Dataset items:
▼▼▼

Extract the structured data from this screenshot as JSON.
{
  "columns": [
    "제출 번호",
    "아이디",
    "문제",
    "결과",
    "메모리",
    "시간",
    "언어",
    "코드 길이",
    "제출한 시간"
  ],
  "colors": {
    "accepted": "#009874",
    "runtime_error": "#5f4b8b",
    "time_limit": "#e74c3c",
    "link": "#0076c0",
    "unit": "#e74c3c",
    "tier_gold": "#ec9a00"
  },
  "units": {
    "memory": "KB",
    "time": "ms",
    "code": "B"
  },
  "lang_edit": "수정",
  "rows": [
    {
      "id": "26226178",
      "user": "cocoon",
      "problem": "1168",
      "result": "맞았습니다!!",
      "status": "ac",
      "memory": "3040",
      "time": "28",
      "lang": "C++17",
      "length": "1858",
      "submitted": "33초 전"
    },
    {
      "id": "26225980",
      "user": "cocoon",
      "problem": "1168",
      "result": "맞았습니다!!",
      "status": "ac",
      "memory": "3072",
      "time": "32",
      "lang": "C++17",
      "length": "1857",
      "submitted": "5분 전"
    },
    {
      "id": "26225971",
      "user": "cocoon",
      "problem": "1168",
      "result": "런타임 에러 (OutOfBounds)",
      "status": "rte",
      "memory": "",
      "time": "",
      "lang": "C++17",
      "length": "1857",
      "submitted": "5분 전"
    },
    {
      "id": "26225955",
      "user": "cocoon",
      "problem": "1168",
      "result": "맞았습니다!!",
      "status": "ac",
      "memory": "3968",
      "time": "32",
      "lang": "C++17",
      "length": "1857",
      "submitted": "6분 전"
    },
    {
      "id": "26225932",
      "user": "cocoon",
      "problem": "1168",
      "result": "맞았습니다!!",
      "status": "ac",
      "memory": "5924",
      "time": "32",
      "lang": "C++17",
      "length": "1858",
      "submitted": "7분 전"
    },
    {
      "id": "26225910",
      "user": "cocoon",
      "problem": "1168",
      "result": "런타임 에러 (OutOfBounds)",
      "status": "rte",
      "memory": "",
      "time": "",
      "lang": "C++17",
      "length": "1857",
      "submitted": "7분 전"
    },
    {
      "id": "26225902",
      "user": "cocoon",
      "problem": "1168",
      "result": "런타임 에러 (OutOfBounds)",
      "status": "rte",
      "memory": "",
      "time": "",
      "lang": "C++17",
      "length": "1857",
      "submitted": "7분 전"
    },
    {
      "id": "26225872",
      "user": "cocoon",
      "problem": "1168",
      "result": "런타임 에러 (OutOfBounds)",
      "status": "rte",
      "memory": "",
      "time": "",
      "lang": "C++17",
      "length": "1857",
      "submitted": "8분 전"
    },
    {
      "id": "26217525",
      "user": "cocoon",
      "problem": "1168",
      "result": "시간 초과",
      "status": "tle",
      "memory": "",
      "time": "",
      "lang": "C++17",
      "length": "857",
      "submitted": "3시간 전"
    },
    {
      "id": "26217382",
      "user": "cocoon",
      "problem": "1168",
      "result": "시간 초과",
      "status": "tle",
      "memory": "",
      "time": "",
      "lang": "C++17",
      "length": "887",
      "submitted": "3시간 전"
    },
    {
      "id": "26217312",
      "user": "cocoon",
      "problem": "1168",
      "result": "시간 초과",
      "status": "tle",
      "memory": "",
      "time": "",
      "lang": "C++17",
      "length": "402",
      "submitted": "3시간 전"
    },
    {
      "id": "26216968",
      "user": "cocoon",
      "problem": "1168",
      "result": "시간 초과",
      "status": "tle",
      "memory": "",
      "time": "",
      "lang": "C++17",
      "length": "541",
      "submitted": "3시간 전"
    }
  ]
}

▲▲▲

→ Short problem:
Each line of the material above needs to be quoted exactly, please.

→ Written reply:
Extract the structured data from this screenshot as JSON.
{
  "columns": [
    "제출 번호",
    "아이디",
    "문제",
    "결과",
    "메모리",
    "시간",
    "언어",
    "코드 길이",
    "제출한 시간"
  ],
  "colors": {
    "accepted": "#009874",
    "runtime_error": "#5f4b8b",
    "time_limit": "#e74c3c",
    "link": "#0076c0",
    "unit": "#e74c3c",
    "tier_gold": "#ec9a00"
  },
  "units": {
    "memory": "KB",
    "time": "ms",
    "code": "B"
  },
  "lang_edit": "수정",
  "rows": [
    {
      "id": "26226178",
      "user": "cocoon",
      "problem": "1168",
      "result": "맞았습니다!!",
      "status": "ac",
      "memory": "3040",
      "time": "28",
      "lang": "C++17",
      "length": "1858",
      "submitted": "33초 전"
    },
    {
      "id": "26225980",
      "user": "cocoon",
      "problem": "1168",
      "result": "맞았습니다!!",
      "status": "ac",
      "memory": "3072",
      "time": "32",
      "lang": "C++17",
      "length": "1857",
      "submitted": "5분 전"
    },
    {
      "id": "26225971",
      "user": "cocoon",
      "problem": "1168",
      "result": "런타임 에러 (OutOfBounds)",
      "status": "rte",
      "memory": "",
      "time": "",
      "lang": "C++17",
      "length": "1857",
      "submitted": "5분 전"
    },
    {
      "id": "26225955",
      "user": "cocoon",
      "problem": "1168",
      "result": "맞았습니다!!",
      "status": "ac",
      "memory": "3968",
      "time": "32",
      "lang": "C++17",
      "length": "1857",
      "submitted": "6분 전"
    },
    {
      "id": "26225932",
      "user": "cocoon",
      "problem": "1168",
      "result": "맞았습니다!!",
      "status": "ac",
      "memory": "5924",
      "time": "32",
      "lang": "C++17",
      "length": "1858",
      "submitted": "7분 전"
    },
    {
      "id": "26225910",
      "user": "cocoon",
      "problem": "1168",
      "result": "런타임 에러 (OutOfBounds)",
      "status": "rte",
      "memory": "",
      "time": "",
      "lang": "C++17",
      "length": "1857",
      "submitted": "7분 전"
    },
    {
      "id": "26225902",
      "user": "cocoon",
      "problem": "1168",
      "result": "런타임 에러 (OutOfBounds)",
      "status": "rte",
      "memory": "",
      "time": "",
      "lang": "C++17",
      "length": "1857",
      "submitted": "7분 전"
    },
    {
      "id": "26225872",
      "user": "cocoon",
      "problem": "1168",
      "result": "런타임 에러 (OutOfBounds)",
      "status": "rte",
      "memory": "",
      "time": "",
      "lang": "C++17",
      "length": "1857",
      "submitted": "8분 전"
    },
    {
      "id": "26217525",
      "user": "cocoon",
      "problem": "1168",
      "result": "시간 초과",
      "status": "tle",
      "memory": "",
      "time": "",
      "lang": "C++17",
      "length": "857",
      "submitted": "3시간 전"
    },
    {
      "id": "26217382",
      "user": "cocoon",
      "problem": "1168",
      "result": "시간 초과",
      "status": "tle",
      "memory": "",
      "time": "",
      "lang": "C++17",
      "length": "887",
      "submitted": "3시간 전"
    },
    {
      "id": "26217312",
      "user": "cocoon",
      "problem": "1168",
      "result": "시간 초과",
      "status": "tle",
      "memory": "",
      "time": "",
      "lang": "C++17",
      "length": "402",
      "submitted": "3시간 전"
    },
    {
      "id": "26216968",
      "user": "cocoon",
      "problem": "1168",
      "result": "시간 초과",
      "status": "tle",
      "memory": "",
      "time": "",
      "lang": "C++17",
      "length": "541",
      "submitted": "3시간 전"
    }
  ]
}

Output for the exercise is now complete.